- [Instruction]:
In the data below, find every line that has the string "JSON", and copy it.

- [Data provided]:
====================

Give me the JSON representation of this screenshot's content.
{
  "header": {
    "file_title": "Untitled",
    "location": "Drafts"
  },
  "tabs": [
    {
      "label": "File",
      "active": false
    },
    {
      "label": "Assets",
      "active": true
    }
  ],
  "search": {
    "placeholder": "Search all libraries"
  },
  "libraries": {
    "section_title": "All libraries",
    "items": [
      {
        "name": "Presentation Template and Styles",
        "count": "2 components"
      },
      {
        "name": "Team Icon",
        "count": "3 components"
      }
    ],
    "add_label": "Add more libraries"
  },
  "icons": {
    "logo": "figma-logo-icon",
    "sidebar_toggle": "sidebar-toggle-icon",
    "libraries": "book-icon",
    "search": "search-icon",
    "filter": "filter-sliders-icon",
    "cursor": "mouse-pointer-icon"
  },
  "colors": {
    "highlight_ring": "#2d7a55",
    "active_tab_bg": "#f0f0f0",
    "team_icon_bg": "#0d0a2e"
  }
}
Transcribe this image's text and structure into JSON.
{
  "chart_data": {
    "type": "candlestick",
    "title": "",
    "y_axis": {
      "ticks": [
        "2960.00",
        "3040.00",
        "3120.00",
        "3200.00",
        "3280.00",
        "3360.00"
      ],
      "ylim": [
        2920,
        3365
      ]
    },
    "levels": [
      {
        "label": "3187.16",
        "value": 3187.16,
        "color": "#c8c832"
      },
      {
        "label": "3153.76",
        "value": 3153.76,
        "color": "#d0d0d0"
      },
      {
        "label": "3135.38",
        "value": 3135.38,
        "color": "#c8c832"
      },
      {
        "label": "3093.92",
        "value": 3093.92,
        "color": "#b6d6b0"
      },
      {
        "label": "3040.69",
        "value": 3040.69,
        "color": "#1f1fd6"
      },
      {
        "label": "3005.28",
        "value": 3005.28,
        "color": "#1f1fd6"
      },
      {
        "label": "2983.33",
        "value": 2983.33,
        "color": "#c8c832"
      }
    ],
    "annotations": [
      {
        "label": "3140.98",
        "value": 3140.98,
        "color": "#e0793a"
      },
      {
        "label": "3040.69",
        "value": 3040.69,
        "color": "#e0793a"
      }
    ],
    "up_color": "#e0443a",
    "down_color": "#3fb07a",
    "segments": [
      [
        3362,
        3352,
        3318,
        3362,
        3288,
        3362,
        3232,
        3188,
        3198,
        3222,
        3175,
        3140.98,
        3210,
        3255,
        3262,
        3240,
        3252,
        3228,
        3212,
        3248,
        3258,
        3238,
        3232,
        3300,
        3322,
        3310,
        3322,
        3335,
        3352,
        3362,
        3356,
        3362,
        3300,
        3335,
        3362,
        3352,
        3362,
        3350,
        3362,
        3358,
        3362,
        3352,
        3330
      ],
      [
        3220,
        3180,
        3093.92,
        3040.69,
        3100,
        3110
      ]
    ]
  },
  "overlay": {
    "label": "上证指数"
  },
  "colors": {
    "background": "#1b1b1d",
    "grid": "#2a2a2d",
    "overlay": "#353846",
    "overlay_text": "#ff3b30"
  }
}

====================

- [Solved exercise]:
Give me the JSON representation of this screenshot's content.
Transcribe this image's text and structure into JSON.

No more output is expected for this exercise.